**Texto da página**
● ● ●

Folha de S. Paulo


Menina de 16 anos é aposta do atletismo dos EUA na Rio-2016

Melissa Golden - 13.dez.2015/The New York Times
A americana Candace Hill, 16 anos, se prepara para disputar as provas de 100 m e 200 m na Rio-2016
A americana Candace Hill, 16 anos, se prepara para disputar as provas de 100 m e 200 m na Rio-2016

Quando Candace Hill se tornou a adolescente mais rápida das pistas de atletismo norte-americanas, registrando um tempo de 10,98 segundos para os 100 metros rasos, em junho, ela subitamente não só provou estar em condições de disputar a Olimpíada do Rio de Janeiro, no ano que vem, mas demonstrou potencial de conquistar uma medalha. Agora, aos 16 anos, ela se tornou a mais jovem atleta de pista dos Estados Unidos a se profissionalizar.

Hill é a mais recente representante de uma nova onda de talentosas velocistas a optar pela profissionalização ainda antes de concluir o segundo grau, passando direto para as provas pagas e deixando de lado o tradicional caminho do atletismo universitário. É um percurso que nem mesmo ganhadores do ouro olímpico como Carl Lewis, Jackie Joyner-Kersee ou Edwin Moses optaram por seguir.

"Vivemos a era das garotas, em termos gerais", diz Lauren Fleshman, atleta profissional e cinco vezes campeã da NCAA (a associação de esportes universitários dos Estados Unidos) pela Universidade Stanford.

"As mulheres jamais tiveram uma posição de marketing tão forte nos esportes, do futebol nos Estados Unidos a Serena [Williams]. Pouco mais de 40 anos depois do Título IX [a mudança de normas que colocou as mulheres em igualdade de condições com os homens no atletismo universitário norte-americano], temos nossa primeira geração de pais participativos e treinadores que já se formaram com a ideia de que mulheres atletas não são algo horripilante. As pessoas agora treinam as meninas com mais intensidade que nunca".

Ela acrescentou que "desistir de fazer universidade é atraente por três motivos: dinheiro, fama e ímpeto".

Allyson Felix decidiu se profissionalizar em lugar de correr pela Universidade do Sul da Califórnia, em 2003, e se tornou uma das mais bem sucedidas velocistas da história, nos Estados Unidos. Pelos 10 anos seguintes,

Felix foi a única atleta de pista a trocar a universidade pelo profissionalismo, até que Mary Cain, cuja especialidade são as provas de média distância, assinou com a Nike aos 17 anos em 2013, antes de se matricular na Universidade de Portland. Sua decisão abriu as portas a uma multidão de seguidoras.

● ● ●

**Material de origem**

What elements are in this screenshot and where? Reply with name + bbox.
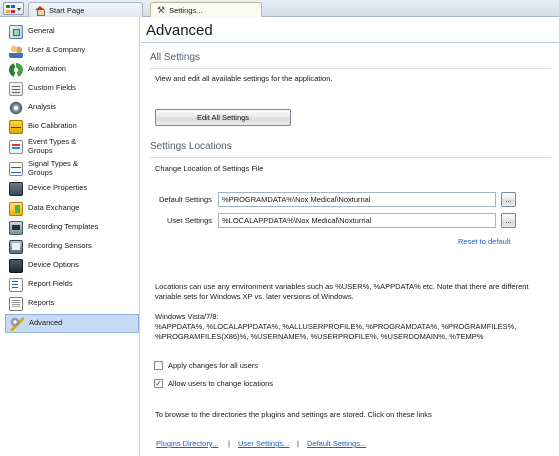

● ● ●

**Tarefa proposta 1**
Transcreva literalmente o trecho da reportagem sobre Candace Hill que vai de "Quando Candace Hill" até "optaram por seguir.".
**Tarefa proposta 2**
Segundo a reportagem sobre Candace Hill, que tempo ela registrou nos 100 metros rasos em junho?

**Resposta escrita 1**
Quando Candace Hill se tornou a adolescente mais rápida das pistas de atletismo norte-americanas, registrando um tempo de 10,98 segundos para os 100 metros rasos, em junho, ela subitamente não só provou estar em condições de disputar a Olimpíada do Rio de Janeiro, no ano que vem, mas demonstrou potencial de conquistar uma medalha. Agora, aos 16 anos, ela se tornou a mais jovem atleta de pista dos Estados Unidos a se profissionalizar.

Hill é a mais recente representante de uma nova onda de talentosas velocistas a optar pela profissionalização ainda antes de concluir o segundo grau, passando direto para as provas pagas e deixando de lado o tradicional caminho do atletismo universitário. É um percurso que nem mesmo ganhadores do ouro olímpico como Carl Lewis, Jackie Joyner-Kersee ou Edwin Moses optaram por seguir.

**Resposta escrita 2**
10,98 segundos.